• _Stated problem_: Retype every entry in its entirety, without alteration.

Begin

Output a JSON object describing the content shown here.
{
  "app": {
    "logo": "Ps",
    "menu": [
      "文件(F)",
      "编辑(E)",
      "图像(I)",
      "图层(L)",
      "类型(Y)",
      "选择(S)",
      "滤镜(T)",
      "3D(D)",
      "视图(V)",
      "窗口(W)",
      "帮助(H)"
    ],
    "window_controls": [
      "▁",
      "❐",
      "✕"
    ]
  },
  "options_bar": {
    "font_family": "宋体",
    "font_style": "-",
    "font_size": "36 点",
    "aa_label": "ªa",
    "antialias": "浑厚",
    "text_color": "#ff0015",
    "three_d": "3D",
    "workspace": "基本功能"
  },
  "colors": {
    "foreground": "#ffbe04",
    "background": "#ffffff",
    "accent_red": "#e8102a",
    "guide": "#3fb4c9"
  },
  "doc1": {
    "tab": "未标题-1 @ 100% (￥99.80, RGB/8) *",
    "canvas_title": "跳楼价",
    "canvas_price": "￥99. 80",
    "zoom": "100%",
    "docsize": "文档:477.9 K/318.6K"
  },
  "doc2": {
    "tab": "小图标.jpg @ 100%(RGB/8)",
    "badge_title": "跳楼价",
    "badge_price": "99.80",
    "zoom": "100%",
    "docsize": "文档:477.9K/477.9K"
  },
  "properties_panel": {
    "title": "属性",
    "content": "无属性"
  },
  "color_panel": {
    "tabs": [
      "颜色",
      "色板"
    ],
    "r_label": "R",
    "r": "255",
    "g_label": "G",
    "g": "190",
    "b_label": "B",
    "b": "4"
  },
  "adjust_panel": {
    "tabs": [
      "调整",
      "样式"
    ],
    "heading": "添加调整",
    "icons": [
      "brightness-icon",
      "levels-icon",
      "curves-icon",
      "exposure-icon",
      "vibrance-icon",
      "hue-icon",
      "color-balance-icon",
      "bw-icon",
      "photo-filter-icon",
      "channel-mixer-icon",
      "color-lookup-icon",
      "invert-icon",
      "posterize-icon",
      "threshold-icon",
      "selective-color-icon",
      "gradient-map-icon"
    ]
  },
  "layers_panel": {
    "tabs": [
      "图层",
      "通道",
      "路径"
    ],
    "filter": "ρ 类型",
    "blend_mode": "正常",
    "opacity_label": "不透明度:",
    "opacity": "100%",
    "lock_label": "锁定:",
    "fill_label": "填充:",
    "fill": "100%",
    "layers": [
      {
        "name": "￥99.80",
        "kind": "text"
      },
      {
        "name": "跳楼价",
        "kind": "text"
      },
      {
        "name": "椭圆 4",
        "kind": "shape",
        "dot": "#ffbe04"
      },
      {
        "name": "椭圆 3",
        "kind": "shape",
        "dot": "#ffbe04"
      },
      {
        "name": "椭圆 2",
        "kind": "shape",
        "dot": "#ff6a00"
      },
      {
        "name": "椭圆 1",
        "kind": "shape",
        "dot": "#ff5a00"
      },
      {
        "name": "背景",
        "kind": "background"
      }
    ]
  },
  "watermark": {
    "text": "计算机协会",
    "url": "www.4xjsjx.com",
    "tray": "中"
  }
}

End

• _Solution for this task_:
Output a JSON object describing the content shown here.
{
  "app": {
    "logo": "Ps",
    "menu": [
      "文件(F)",
      "编辑(E)",
      "图像(I)",
      "图层(L)",
      "类型(Y)",
      "选择(S)",
      "滤镜(T)",
      "3D(D)",
      "视图(V)",
      "窗口(W)",
      "帮助(H)"
    ],
    "window_controls": [
      "▁",
      "❐",
      "✕"
    ]
  },
  "options_bar": {
    "font_family": "宋体",
    "font_style": "-",
    "font_size": "36 点",
    "aa_label": "ªa",
    "antialias": "浑厚",
    "text_color": "#ff0015",
    "three_d": "3D",
    "workspace": "基本功能"
  },
  "colors": {
    "foreground": "#ffbe04",
    "background": "#ffffff",
    "accent_red": "#e8102a",
    "guide": "#3fb4c9"
  },
  "doc1": {
    "tab": "未标题-1 @ 100% (￥99.80, RGB/8) *",
    "canvas_title": "跳楼价",
    "canvas_price": "￥99. 80",
    "zoom": "100%",
    "docsize": "文档:477.9 K/318.6K"
  },
  "doc2": {
    "tab": "小图标.jpg @ 100%(RGB/8)",
    "badge_title": "跳楼价",
    "badge_price": "99.80",
    "zoom": "100%",
    "docsize": "文档:477.9K/477.9K"
  },
  "properties_panel": {
    "title": "属性",
    "content": "无属性"
  },
  "color_panel": {
    "tabs": [
      "颜色",
      "色板"
    ],
    "r_label": "R",
    "r": "255",
    "g_label": "G",
    "g": "190",
    "b_label": "B",
    "b": "4"
  },
  "adjust_panel": {
    "tabs": [
      "调整",
      "样式"
    ],
    "heading": "添加调整",
    "icons": [
      "brightness-icon",
      "levels-icon",
      "curves-icon",
      "exposure-icon",
      "vibrance-icon",
      "hue-icon",
      "color-balance-icon",
      "bw-icon",
      "photo-filter-icon",
      "channel-mixer-icon",
      "color-lookup-icon",
      "invert-icon",
      "posterize-icon",
      "threshold-icon",
      "selective-color-icon",
      "gradient-map-icon"
    ]
  },
  "layers_panel": {
    "tabs": [
      "图层",
      "通道",
      "路径"
    ],
    "filter": "ρ 类型",
    "blend_mode": "正常",
    "opacity_label": "不透明度:",
    "opacity": "100%",
    "lock_label": "锁定:",
    "fill_label": "填充:",
    "fill": "100%",
    "layers": [
      {
        "name": "￥99.80",
        "kind": "text"
      },
      {
        "name": "跳楼价",
        "kind": "text"
      },
      {
        "name": "椭圆 4",
        "kind": "shape",
        "dot": "#ffbe04"
      },
      {
        "name": "椭圆 3",
        "kind": "shape",
        "dot": "#ffbe04"
      },
      {
        "name": "椭圆 2",
        "kind": "shape",
        "dot": "#ff6a00"
      },
      {
        "name": "椭圆 1",
        "kind": "shape",
        "dot": "#ff5a00"
      },
      {
        "name": "背景",
        "kind": "background"
      }
    ]
  },
  "watermark": {
    "text": "计算机协会",
    "url": "www.4xjsjx.com",
    "tray": "中"
  }
}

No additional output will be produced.